[begin EXTRACTED MATERIAL]
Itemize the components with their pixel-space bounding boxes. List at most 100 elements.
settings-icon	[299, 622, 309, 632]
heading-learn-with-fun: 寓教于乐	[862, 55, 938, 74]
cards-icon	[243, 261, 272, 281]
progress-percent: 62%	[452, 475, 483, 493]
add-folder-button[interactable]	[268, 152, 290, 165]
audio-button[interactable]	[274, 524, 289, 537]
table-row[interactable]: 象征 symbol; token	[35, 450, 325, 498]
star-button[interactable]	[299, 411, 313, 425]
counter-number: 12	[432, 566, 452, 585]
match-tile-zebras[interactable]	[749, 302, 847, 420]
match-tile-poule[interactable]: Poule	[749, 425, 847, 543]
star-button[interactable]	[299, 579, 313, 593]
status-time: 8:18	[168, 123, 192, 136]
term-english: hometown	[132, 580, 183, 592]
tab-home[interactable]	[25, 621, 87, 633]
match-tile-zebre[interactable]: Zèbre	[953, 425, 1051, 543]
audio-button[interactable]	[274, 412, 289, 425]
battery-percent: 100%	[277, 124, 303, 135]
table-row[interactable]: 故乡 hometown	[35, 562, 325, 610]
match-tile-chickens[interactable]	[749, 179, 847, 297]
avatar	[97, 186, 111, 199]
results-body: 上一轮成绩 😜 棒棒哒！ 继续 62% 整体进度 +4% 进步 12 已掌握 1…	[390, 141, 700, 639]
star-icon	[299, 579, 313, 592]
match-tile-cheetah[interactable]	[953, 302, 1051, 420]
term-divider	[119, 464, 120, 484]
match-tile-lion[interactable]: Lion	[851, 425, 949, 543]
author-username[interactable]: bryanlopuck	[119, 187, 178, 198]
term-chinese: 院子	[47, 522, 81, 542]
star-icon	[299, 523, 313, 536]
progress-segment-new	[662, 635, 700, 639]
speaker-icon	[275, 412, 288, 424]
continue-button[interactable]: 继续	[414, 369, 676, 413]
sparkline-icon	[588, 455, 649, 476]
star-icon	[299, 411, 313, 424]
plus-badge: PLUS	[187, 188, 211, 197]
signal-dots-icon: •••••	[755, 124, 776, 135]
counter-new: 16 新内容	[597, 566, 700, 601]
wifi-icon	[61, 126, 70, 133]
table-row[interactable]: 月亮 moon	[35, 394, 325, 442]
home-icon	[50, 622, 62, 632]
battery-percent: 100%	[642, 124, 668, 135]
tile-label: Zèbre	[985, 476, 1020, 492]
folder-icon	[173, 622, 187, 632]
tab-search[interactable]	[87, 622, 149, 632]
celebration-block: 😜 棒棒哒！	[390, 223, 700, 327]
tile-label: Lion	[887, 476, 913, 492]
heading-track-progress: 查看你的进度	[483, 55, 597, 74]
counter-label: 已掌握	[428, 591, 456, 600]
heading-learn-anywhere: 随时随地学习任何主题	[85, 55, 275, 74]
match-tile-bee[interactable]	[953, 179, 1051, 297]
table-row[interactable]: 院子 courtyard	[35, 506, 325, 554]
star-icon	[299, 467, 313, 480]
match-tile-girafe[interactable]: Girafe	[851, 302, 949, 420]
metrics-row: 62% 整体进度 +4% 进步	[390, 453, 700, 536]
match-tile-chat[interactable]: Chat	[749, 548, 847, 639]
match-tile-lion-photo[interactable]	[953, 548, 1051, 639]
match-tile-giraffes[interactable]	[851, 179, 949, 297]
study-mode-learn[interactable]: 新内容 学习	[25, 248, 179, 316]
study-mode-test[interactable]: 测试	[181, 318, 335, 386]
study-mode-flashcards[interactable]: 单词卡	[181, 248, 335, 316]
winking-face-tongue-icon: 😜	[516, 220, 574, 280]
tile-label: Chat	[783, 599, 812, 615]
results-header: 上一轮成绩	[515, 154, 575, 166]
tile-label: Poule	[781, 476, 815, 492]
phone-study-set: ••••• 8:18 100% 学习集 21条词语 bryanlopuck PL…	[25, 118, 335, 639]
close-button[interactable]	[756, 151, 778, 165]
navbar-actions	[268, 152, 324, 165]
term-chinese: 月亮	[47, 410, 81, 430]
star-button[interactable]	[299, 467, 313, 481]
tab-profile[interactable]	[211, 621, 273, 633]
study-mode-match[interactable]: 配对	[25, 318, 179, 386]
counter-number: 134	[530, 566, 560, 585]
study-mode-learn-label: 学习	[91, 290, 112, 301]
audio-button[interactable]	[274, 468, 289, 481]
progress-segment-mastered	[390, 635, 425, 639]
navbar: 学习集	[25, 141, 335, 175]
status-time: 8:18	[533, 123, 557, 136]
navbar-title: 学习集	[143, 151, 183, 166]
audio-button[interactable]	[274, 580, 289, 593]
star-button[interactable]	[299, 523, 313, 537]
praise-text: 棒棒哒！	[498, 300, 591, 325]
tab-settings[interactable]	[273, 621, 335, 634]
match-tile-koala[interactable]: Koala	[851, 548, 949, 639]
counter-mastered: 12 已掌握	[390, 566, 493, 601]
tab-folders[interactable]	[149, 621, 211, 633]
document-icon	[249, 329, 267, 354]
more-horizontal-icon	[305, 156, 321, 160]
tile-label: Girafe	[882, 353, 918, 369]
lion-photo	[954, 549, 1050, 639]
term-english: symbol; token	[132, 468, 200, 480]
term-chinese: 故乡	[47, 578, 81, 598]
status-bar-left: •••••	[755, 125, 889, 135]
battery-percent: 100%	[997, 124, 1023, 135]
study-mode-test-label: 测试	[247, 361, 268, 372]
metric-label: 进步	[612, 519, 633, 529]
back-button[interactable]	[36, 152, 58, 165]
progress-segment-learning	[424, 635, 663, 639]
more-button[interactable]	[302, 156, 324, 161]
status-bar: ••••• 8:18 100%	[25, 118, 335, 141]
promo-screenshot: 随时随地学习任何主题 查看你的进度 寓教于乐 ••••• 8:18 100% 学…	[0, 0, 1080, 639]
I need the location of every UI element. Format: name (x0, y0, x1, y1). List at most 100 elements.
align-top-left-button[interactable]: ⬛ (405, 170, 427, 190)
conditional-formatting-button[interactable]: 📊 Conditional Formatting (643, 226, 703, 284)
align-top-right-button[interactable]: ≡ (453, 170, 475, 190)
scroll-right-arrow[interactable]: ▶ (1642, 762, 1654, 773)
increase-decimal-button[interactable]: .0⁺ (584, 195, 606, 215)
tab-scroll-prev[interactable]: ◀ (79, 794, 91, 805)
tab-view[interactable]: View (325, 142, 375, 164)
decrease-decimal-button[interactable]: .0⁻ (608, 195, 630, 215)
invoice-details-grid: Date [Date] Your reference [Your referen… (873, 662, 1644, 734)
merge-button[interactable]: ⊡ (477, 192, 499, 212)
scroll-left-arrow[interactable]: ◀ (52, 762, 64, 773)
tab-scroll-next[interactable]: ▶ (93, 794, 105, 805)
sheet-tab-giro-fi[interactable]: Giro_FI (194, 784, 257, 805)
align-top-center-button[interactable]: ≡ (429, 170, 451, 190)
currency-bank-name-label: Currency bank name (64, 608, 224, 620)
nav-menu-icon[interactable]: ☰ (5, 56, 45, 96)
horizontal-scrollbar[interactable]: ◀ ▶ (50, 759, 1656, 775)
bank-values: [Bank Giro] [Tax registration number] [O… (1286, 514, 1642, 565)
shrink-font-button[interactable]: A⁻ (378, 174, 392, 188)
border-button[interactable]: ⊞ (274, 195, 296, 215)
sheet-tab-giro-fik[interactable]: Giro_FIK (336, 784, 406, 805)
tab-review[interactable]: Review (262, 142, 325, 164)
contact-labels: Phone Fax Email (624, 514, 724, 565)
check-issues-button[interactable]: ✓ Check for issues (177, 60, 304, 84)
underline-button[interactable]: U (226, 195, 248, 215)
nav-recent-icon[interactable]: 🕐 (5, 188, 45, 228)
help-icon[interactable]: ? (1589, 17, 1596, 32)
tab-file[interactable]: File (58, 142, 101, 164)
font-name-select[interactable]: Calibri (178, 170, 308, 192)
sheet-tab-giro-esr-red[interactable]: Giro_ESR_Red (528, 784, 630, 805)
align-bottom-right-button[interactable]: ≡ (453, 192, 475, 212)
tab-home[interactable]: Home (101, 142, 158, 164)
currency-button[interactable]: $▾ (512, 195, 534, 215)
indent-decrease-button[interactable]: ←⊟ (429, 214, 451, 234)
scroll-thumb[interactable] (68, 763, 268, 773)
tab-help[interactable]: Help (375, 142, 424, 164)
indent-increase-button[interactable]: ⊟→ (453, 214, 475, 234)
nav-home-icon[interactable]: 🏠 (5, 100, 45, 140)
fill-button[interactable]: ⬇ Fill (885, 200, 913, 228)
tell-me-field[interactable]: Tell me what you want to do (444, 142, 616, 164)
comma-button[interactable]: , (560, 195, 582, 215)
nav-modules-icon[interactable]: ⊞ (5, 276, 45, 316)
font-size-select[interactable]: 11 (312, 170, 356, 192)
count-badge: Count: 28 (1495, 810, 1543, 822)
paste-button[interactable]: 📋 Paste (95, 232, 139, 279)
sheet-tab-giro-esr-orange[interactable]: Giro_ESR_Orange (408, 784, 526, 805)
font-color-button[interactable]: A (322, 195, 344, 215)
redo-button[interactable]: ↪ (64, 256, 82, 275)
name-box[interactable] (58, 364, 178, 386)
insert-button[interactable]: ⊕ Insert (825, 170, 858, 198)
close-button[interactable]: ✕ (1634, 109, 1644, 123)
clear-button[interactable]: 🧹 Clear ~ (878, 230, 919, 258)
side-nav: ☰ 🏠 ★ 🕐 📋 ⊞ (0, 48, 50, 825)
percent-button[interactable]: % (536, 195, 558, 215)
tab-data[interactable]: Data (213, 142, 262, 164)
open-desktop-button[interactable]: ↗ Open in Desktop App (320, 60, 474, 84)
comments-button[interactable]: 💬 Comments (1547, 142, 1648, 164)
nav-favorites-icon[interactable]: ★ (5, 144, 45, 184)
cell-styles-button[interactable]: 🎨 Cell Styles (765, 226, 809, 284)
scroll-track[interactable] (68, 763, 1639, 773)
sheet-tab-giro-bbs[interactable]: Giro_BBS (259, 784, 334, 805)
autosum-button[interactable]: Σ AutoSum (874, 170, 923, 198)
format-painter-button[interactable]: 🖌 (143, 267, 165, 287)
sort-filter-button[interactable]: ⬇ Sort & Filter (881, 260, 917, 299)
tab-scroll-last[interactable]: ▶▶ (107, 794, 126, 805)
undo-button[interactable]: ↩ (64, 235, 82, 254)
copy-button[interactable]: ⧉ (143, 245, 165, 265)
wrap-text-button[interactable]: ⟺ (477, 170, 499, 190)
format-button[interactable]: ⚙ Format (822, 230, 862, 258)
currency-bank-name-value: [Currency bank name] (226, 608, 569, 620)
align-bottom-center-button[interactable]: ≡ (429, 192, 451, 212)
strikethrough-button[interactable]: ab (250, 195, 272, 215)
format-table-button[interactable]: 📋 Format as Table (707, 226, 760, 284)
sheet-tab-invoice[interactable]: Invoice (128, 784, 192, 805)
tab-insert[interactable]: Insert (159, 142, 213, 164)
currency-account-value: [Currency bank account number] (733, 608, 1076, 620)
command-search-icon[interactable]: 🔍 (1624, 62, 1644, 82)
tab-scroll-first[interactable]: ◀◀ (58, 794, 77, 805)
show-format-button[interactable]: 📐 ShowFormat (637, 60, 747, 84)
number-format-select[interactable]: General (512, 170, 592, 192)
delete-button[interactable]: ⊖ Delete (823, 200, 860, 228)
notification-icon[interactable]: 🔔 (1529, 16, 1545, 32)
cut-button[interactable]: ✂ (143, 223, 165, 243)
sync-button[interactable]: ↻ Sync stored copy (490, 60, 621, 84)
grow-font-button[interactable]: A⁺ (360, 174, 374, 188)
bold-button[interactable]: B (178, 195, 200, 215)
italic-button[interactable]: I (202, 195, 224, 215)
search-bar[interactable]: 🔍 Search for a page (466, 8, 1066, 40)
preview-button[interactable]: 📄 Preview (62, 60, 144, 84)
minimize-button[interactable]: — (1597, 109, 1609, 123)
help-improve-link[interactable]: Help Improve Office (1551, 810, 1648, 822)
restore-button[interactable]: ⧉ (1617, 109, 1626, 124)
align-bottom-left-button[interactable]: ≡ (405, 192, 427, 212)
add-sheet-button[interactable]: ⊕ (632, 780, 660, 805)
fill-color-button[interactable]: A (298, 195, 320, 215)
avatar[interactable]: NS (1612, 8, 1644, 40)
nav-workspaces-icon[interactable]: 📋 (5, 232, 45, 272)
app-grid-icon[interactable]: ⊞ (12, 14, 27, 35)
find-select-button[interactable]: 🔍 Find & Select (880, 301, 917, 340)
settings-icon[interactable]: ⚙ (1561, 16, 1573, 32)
[end EXTRACTED MATERIAL]
**TASK TO CARRY OUT:** Lay out the listing as a Markdown table with columns "No." and "Entry," starting with its first line and going on through the line with "124, 776, 135]". Skip blank lines.

**ANSWER TO THIS PROBLEM:**
| No. | Entry |
|---|---|
| 1 | Itemize the components with their pixel-space bounding boxes. List at most 100 elements. |
| 2 | settings-icon	[299, 622, 309, 632] |
| 3 | heading-learn-with-fun: 寓教于乐	[862, 55, 938, 74] |
| 4 | cards-icon	[243, 261, 272, 281] |
| 5 | progress-percent: 62%	[452, 475, 483, 493] |
| 6 | add-folder-button[interactable]	[268, 152, 290, 165] |
| 7 | audio-button[interactable]	[274, 524, 289, 537] |
| 8 | table-row[interactable]: 象征 symbol; token	[35, 450, 325, 498] |
| 9 | star-button[interactable]	[299, 411, 313, 425] |
| 10 | counter-number: 12	[432, 566, 452, 585] |
| 11 | match-tile-zebras[interactable]	[749, 302, 847, 420] |
| 12 | match-tile-poule[interactable]: Poule	[749, 425, 847, 543] |
| 13 | star-button[interactable]	[299, 579, 313, 593] |
| 14 | status-time: 8:18	[168, 123, 192, 136] |
| 15 | term-english: hometown	[132, 580, 183, 592] |
| 16 | tab-home[interactable]	[25, 621, 87, 633] |
| 17 | match-tile-zebre[interactable]: Zèbre	[953, 425, 1051, 543] |
| 18 | audio-button[interactable]	[274, 412, 289, 425] |
| 19 | battery-percent: 100%	[277, 124, 303, 135] |
| 20 | table-row[interactable]: 故乡 hometown	[35, 562, 325, 610] |
| 21 | match-tile-chickens[interactable]	[749, 179, 847, 297] |
| 22 | avatar	[97, 186, 111, 199] |
| 23 | results-body: 上一轮成绩 😜 棒棒哒！ 继续 62% 整体进度 +4% 进步 12 已掌握 1…	[390, 141, 700, 639] |
| 24 | star-icon	[299, 579, 313, 592] |
| 25 | match-tile-cheetah[interactable]	[953, 302, 1051, 420] |
| 26 | term-divider	[119, 464, 120, 484] |
| 27 | match-tile-lion[interactable]: Lion	[851, 425, 949, 543] |
| 28 | author-username[interactable]: bryanlopuck	[119, 187, 178, 198] |
| 29 | term-chinese: 院子	[47, 522, 81, 542] |
| 30 | star-icon	[299, 523, 313, 536] |
| 31 | progress-segment-new	[662, 635, 700, 639] |
| 32 | speaker-icon	[275, 412, 288, 424] |
| 33 | continue-button[interactable]: 继续	[414, 369, 676, 413] |
| 34 | sparkline-icon	[588, 455, 649, 476] |
| 35 | star-icon	[299, 411, 313, 424] |
| 36 | plus-badge: PLUS	[187, 188, 211, 197] |
| 37 | signal-dots-icon: •••••	[755, 124, 776, 135] |